• [What is needed] Return a copy of every line in the records that includes the word "واختلفوا".

___

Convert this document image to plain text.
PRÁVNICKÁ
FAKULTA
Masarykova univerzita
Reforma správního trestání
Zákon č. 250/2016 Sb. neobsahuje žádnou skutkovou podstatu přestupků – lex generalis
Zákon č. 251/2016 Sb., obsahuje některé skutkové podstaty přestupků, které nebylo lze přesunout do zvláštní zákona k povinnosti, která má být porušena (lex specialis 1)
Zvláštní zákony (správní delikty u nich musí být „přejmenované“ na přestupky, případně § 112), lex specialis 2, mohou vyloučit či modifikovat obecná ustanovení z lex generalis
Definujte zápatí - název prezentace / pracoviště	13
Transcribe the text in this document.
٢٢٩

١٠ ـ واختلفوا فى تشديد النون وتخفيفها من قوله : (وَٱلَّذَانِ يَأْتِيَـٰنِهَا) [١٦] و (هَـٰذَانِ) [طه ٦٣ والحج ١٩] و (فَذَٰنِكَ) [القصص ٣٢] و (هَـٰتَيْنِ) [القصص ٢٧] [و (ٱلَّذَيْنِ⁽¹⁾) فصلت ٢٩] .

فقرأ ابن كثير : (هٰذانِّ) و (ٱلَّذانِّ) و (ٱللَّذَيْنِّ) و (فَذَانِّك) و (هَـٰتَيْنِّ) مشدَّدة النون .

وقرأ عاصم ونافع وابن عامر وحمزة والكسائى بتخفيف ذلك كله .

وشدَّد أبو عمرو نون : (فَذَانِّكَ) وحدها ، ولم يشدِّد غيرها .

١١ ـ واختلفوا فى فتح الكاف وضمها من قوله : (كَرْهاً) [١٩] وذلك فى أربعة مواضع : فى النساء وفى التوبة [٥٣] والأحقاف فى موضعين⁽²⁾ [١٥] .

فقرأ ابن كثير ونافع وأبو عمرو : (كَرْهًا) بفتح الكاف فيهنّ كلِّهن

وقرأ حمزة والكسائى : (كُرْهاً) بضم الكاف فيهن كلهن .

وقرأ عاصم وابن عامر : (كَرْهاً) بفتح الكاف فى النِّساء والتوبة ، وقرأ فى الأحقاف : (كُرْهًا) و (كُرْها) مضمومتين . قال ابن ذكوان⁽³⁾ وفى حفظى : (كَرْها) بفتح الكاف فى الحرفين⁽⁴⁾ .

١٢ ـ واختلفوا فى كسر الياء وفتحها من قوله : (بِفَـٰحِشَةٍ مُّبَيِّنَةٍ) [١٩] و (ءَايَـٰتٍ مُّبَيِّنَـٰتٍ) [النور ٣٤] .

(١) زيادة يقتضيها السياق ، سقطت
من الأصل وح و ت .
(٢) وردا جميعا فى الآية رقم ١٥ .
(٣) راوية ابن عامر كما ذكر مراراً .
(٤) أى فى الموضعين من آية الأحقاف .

___

• [Worked answer]
١٠ ـ واختلفوا فى تشديد النون وتخفيفها من قوله : (وَٱلَّذَانِ يَأْتِيَـٰنِهَا) [١٦] و (هَـٰذَانِ) [طه ٦٣ والحج ١٩] و (فَذَٰنِكَ) [القصص ٣٢] و (هَـٰتَيْنِ) [القصص ٢٧] [و (ٱلَّذَيْنِ⁽¹⁾) فصلت ٢٩] .
١١ ـ واختلفوا فى فتح الكاف وضمها من قوله : (كَرْهاً) [١٩] وذلك فى أربعة مواضع : فى النساء وفى التوبة [٥٣] والأحقاف فى موضعين⁽²⁾ [١٥] .
١٢ ـ واختلفوا فى كسر الياء وفتحها من قوله : (بِفَـٰحِشَةٍ مُّبَيِّنَةٍ) [١٩] و (ءَايَـٰتٍ مُّبَيِّنَـٰتٍ) [النور ٣٤] .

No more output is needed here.